§ Exercise
Show each line that has the string "Eikel" in it.

§ Given records
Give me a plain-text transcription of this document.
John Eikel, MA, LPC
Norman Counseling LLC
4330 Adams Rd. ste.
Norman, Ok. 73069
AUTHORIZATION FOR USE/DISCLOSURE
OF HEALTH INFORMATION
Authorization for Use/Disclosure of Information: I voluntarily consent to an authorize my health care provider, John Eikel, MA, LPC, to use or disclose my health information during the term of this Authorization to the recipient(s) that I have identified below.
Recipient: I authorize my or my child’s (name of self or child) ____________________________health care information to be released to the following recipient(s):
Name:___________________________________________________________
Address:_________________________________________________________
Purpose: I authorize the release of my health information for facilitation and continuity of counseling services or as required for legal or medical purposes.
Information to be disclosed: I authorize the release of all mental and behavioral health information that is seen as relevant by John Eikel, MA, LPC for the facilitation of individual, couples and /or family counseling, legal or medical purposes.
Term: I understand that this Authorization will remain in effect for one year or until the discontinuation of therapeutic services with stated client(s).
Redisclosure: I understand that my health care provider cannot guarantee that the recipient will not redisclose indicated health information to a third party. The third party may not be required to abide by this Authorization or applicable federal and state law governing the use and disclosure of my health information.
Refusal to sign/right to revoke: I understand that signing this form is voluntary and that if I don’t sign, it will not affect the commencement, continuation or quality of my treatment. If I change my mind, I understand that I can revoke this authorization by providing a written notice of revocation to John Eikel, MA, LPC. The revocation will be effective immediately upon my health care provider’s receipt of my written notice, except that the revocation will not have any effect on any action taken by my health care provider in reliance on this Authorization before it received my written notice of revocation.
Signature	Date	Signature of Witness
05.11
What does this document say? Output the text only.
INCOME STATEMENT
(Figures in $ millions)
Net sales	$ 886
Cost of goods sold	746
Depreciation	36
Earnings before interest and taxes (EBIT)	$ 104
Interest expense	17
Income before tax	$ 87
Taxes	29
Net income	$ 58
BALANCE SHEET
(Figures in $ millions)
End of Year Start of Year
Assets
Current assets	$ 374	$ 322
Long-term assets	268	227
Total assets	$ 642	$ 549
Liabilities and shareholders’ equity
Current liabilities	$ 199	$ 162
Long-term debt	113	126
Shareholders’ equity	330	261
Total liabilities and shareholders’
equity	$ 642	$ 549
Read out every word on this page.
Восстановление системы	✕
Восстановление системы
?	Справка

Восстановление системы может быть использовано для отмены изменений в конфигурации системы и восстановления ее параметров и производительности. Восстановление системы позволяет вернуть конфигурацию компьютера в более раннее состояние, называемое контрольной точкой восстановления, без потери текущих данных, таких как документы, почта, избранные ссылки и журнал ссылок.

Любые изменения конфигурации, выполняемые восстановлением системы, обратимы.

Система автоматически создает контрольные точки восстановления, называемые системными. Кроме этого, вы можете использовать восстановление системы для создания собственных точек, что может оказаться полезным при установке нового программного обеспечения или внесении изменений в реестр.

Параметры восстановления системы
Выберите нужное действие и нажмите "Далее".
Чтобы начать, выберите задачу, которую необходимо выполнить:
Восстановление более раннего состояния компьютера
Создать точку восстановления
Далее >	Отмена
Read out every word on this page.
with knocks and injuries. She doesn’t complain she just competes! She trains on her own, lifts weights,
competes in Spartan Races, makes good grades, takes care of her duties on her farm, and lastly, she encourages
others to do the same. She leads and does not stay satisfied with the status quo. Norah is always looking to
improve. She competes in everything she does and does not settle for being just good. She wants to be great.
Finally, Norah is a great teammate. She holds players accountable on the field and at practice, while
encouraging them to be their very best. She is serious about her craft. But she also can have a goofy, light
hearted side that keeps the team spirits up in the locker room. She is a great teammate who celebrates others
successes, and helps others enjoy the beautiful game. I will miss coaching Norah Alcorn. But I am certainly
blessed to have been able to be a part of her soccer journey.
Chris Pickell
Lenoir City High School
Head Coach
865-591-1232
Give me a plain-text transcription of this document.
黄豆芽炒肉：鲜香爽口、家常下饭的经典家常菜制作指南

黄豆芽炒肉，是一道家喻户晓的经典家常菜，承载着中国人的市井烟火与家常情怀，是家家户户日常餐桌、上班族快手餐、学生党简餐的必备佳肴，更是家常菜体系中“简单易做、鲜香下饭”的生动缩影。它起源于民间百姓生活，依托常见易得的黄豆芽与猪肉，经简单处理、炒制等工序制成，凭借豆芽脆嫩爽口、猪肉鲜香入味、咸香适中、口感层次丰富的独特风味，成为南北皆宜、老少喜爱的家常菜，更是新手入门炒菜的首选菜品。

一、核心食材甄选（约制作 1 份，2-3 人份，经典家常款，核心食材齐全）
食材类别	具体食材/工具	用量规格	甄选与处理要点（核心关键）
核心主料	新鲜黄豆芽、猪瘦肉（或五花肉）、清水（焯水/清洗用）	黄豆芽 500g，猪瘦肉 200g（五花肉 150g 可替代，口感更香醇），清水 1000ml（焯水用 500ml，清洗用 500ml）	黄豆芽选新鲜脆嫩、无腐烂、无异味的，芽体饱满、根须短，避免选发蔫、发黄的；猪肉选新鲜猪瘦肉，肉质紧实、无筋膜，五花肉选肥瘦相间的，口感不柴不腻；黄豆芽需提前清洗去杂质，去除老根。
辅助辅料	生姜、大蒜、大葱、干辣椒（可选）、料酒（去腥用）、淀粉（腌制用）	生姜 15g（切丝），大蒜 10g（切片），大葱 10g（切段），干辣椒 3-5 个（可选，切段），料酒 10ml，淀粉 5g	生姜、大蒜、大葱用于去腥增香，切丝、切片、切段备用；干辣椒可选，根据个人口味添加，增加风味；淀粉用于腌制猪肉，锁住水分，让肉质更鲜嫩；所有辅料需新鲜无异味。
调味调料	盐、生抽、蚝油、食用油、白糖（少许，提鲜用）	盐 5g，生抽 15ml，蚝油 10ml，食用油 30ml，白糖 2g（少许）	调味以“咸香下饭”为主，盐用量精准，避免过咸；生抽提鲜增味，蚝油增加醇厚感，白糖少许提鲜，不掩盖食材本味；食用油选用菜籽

§ Worked solution
John Eikel, MA, LPC
Authorization for Use/Disclosure of Information: I voluntarily consent to an authorize my health care provider, John Eikel, MA, LPC, to use or disclose my health information during the term of this Authorization to the recipient(s) that I have identified below.
Information to be disclosed: I authorize the release of all mental and behavioral health information that is seen as relevant by John Eikel, MA, LPC for the facilitation of individual, couples and /or family counseling, legal or medical purposes.
Refusal to sign/right to revoke: I understand that signing this form is voluntary and that if I don’t sign, it will not affect the commencement, continuation or quality of my treatment. If I change my mind, I understand that I can revoke this authorization by providing a written notice of revocation to John Eikel, MA, LPC. The revocation will be effective immediately upon my health care provider’s receipt of my written notice, except that the revocation will not have any effect on any action taken by my health care provider in reliance on this Authorization before it received my written notice of revocation.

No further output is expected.